Gather each line in the entries that includes the string "diameter".

Extracted records:

# # #

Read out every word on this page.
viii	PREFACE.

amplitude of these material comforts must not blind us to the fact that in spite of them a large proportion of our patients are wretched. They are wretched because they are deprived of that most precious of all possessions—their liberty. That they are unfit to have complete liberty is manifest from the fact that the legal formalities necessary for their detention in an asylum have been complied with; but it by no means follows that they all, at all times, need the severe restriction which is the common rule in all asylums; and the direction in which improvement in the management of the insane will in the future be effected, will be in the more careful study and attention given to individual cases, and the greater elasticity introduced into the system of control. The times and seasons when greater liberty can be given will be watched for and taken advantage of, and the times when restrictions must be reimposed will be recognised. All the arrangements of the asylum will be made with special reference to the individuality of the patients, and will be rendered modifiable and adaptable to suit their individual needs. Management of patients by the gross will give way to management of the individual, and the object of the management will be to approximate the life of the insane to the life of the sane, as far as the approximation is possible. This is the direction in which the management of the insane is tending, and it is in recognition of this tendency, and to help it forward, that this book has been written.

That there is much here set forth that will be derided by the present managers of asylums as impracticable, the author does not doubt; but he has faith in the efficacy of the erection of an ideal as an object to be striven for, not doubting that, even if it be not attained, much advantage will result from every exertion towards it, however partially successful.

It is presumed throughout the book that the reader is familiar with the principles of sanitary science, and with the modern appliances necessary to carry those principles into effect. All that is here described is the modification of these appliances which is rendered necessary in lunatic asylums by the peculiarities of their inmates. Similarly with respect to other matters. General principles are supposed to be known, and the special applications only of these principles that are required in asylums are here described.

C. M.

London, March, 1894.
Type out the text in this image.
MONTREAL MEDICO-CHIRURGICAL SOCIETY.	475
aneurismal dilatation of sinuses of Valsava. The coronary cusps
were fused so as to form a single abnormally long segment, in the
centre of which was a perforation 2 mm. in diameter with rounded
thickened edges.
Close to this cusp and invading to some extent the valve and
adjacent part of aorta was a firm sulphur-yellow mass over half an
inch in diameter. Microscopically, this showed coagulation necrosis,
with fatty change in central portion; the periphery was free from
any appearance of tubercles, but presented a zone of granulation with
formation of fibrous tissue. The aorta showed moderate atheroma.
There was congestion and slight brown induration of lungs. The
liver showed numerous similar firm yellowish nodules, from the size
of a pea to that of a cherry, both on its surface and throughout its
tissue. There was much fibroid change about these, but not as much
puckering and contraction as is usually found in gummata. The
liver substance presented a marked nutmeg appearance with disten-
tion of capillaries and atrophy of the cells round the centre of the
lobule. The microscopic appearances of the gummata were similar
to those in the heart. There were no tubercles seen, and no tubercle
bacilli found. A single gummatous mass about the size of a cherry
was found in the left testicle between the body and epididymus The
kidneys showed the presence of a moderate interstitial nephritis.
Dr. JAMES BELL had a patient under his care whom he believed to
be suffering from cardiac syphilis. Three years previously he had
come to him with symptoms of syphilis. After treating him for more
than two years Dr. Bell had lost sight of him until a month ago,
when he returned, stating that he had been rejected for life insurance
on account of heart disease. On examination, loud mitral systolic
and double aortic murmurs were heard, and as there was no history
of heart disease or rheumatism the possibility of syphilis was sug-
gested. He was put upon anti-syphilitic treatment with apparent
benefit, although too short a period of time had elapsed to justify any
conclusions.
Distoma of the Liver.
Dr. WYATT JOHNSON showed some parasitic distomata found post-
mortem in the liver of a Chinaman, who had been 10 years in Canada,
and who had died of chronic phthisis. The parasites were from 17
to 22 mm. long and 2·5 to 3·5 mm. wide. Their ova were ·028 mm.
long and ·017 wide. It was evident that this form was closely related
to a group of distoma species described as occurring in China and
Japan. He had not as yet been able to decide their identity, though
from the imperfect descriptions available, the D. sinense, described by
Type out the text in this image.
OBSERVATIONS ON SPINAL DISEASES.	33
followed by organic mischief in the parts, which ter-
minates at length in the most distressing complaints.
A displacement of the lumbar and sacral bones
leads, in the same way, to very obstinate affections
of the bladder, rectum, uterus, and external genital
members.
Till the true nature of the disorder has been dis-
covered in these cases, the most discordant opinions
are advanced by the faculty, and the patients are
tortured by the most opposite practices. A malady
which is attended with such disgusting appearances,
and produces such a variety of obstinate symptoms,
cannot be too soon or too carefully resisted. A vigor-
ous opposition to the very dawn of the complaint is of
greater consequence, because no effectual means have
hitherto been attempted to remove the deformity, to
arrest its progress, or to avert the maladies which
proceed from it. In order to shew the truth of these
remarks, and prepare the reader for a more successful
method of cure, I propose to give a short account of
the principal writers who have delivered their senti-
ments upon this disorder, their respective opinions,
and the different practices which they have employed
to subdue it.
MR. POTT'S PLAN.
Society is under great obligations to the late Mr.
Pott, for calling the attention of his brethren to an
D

# # #

ANSWER SPACE:
centre of which was a perforation 2 mm. in diameter with rounded
inch in diameter. Microscopically, this showed coagulation necrosis,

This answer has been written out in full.